(Input):
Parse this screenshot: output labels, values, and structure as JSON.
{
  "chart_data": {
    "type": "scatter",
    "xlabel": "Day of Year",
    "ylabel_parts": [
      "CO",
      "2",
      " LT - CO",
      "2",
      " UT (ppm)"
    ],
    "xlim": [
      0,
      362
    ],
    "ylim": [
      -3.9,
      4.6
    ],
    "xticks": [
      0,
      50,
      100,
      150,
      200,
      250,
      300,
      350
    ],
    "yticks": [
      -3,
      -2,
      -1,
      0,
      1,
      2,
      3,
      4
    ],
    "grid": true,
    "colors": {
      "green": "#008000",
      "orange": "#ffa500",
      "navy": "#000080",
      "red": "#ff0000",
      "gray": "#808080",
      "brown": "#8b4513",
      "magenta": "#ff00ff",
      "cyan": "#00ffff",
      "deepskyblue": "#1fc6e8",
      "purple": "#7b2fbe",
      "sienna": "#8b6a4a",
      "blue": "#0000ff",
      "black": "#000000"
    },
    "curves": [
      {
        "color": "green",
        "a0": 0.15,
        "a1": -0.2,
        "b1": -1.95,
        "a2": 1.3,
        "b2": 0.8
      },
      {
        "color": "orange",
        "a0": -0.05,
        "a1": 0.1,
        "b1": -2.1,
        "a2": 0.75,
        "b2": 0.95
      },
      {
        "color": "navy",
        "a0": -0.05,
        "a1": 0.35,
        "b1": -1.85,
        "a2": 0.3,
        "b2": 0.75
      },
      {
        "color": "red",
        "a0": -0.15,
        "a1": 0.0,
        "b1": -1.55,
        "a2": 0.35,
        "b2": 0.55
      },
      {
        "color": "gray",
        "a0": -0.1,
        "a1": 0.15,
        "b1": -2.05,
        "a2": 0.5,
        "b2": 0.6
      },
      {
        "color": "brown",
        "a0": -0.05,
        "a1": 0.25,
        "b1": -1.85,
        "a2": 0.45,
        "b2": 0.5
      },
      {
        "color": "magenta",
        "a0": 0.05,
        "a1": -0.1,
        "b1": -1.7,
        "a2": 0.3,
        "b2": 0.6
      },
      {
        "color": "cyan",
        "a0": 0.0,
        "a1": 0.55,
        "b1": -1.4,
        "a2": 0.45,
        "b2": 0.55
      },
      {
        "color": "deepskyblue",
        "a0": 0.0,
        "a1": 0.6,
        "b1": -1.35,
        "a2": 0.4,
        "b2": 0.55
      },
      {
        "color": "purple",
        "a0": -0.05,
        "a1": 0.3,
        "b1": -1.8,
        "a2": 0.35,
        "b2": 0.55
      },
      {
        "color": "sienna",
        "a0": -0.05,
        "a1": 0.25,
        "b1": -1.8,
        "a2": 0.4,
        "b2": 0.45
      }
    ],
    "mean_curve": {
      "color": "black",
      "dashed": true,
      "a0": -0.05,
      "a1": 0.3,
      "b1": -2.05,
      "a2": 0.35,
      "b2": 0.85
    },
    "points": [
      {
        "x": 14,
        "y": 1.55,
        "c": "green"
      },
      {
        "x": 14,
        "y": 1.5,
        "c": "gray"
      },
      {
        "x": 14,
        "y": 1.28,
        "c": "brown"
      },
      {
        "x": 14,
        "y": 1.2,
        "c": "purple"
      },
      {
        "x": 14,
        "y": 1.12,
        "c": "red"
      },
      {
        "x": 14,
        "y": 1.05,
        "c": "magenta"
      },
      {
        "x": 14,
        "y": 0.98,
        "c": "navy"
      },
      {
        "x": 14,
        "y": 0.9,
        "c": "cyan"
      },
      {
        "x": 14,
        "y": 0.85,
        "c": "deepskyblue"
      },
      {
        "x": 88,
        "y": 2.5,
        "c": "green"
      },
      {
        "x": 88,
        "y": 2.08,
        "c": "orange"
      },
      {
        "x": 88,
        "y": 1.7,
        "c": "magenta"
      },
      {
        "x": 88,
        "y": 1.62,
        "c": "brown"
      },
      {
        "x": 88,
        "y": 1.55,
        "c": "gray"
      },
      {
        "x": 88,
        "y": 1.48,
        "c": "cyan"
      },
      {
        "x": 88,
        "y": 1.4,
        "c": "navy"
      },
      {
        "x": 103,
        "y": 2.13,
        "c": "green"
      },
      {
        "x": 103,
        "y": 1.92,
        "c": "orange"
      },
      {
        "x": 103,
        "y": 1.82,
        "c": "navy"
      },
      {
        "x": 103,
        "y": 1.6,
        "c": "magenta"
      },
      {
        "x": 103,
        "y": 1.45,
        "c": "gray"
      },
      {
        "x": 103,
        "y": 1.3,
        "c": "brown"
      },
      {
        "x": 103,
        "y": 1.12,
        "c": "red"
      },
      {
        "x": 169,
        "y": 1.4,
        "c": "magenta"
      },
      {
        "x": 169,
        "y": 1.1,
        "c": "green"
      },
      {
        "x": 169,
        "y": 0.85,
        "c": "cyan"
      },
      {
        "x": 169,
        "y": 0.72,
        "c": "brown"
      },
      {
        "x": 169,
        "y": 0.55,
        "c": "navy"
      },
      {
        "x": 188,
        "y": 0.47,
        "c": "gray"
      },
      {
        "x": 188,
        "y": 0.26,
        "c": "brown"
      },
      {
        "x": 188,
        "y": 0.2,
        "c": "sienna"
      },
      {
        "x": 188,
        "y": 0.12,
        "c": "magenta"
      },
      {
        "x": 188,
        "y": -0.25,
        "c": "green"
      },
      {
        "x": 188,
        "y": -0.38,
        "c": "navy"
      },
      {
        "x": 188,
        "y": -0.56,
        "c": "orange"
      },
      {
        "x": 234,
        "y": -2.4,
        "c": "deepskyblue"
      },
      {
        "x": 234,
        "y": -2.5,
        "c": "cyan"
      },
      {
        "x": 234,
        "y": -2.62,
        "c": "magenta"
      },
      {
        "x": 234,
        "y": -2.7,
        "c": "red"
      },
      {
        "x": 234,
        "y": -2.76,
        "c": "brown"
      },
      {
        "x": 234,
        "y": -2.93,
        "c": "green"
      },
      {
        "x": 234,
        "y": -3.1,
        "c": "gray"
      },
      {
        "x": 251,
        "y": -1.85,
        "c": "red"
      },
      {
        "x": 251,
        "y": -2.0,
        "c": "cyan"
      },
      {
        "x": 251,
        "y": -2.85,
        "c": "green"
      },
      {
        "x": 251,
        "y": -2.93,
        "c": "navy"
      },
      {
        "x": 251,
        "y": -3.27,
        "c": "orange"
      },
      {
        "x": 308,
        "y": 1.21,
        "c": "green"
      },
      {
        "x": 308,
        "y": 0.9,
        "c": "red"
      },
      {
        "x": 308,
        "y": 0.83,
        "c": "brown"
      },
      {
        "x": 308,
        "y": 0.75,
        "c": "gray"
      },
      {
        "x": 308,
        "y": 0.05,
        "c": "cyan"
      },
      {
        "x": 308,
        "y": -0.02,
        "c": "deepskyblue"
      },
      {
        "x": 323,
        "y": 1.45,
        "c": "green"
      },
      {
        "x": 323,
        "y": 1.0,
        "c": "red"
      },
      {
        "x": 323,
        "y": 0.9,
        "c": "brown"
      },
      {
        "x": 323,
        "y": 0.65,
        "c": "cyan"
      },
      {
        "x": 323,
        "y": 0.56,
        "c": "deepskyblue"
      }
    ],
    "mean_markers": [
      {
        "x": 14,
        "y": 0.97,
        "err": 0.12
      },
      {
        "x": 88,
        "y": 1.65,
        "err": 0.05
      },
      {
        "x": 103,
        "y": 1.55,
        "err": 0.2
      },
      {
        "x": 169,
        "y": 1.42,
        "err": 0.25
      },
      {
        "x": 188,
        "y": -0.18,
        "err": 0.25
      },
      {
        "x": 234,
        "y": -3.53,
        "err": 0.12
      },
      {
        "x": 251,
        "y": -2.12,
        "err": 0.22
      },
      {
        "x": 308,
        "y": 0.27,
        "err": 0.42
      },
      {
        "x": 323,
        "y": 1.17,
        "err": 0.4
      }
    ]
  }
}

(Objective): Looking at the records above, report how many lines contain the word "sienna". Answer with the number only.

(Expected answer): 3